▶ _Exercise details_: Below are the records. List every line holding the word "ylabel".

▶ _Records_:

## begin

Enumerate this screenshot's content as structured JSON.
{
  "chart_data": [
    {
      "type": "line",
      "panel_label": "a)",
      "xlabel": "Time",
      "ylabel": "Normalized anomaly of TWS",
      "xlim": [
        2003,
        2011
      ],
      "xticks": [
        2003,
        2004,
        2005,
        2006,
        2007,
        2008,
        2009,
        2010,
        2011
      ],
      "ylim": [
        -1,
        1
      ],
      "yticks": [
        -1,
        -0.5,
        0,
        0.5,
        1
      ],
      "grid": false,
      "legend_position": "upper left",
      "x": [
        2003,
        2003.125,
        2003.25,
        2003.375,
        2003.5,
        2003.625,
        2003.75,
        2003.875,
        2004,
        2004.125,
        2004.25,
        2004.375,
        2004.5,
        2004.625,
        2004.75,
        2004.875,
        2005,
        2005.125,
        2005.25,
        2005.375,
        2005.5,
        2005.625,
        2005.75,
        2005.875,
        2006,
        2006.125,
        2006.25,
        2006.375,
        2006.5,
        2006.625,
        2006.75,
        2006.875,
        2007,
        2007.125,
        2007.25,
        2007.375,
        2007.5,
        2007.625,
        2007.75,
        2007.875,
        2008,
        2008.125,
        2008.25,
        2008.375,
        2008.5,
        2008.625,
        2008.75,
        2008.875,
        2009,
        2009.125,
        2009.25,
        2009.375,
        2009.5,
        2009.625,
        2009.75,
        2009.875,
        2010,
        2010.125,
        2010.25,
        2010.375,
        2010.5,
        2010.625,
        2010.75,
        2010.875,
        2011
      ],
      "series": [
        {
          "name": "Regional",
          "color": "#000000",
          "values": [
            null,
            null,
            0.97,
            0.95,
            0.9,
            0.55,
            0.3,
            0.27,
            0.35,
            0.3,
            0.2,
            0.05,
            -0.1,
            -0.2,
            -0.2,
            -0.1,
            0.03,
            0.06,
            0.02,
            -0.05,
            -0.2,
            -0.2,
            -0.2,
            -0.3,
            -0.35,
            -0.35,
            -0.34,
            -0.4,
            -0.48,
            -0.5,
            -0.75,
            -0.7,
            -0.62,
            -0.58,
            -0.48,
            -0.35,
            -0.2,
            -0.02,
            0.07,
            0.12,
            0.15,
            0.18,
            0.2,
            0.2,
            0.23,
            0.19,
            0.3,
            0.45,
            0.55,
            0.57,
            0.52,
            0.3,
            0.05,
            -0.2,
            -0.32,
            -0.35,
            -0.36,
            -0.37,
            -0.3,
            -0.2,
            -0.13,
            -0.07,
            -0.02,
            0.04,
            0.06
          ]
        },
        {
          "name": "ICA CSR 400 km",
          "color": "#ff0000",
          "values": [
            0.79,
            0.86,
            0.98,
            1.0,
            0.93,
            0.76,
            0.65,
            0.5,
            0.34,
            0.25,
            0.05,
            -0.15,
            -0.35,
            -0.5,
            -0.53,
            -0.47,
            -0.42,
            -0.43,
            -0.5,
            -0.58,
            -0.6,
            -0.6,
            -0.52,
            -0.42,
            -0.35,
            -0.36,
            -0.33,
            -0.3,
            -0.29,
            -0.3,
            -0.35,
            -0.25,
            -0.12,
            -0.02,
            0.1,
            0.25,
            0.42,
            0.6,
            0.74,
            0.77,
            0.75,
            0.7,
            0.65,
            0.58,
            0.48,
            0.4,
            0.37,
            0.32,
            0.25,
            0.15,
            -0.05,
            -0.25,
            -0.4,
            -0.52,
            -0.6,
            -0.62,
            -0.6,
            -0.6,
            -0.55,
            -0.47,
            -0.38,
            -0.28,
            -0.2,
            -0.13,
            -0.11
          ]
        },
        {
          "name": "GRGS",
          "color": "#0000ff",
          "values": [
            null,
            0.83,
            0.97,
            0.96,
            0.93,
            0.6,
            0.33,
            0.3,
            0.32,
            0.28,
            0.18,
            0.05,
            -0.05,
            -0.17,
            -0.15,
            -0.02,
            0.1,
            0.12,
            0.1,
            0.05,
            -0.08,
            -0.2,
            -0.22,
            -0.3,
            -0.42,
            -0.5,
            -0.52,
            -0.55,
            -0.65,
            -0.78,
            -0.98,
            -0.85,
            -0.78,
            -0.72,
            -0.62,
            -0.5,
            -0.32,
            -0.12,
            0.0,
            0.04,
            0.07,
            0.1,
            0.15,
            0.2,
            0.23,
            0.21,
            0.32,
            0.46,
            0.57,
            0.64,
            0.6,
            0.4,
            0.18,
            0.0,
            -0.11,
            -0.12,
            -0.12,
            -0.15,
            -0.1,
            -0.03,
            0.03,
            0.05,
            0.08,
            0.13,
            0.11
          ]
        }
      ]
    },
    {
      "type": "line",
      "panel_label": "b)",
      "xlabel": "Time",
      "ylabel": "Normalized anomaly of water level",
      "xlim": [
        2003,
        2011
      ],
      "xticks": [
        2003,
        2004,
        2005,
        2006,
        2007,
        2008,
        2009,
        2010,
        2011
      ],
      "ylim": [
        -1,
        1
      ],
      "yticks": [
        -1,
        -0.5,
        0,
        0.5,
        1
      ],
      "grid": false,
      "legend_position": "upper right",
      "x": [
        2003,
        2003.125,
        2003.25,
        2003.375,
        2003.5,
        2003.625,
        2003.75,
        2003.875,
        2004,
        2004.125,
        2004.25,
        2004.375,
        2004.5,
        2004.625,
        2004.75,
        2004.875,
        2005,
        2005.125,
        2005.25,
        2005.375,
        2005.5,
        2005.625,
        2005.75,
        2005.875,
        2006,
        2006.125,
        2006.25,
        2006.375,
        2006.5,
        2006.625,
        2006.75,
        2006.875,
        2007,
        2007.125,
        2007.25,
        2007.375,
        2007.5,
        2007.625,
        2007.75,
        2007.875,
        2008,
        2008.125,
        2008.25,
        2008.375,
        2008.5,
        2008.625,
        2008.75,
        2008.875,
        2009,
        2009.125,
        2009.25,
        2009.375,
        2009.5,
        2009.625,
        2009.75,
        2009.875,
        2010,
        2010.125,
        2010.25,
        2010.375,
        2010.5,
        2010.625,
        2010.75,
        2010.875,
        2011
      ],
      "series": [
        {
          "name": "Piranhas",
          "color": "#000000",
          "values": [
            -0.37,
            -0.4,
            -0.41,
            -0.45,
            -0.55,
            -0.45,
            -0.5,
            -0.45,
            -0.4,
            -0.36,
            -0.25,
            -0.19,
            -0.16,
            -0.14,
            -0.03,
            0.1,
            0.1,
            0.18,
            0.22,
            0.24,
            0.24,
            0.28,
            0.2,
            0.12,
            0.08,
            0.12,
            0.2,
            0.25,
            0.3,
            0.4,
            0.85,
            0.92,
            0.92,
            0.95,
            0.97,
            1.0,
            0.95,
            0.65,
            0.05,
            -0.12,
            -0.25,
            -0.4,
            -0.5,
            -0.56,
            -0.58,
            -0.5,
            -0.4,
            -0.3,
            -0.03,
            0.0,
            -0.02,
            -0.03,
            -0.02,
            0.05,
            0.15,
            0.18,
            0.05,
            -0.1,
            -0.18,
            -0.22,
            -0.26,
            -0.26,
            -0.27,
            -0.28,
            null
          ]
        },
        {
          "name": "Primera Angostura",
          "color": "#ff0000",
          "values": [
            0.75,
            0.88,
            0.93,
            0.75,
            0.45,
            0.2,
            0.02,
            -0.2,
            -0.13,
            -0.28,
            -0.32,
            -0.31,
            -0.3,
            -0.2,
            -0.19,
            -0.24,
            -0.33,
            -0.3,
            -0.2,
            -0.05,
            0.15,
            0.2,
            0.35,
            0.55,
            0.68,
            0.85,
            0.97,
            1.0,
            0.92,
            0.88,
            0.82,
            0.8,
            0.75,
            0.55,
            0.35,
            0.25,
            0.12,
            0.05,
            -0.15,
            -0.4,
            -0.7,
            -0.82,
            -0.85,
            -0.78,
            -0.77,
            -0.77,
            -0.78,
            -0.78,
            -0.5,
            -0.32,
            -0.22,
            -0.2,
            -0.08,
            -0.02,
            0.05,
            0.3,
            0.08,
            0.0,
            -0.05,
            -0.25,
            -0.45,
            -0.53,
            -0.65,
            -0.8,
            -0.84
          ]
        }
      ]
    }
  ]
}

## end

▶ _Answer to the problem_:
      "ylabel": "Normalized anomaly of TWS",
      "ylabel": "Normalized anomaly of water level",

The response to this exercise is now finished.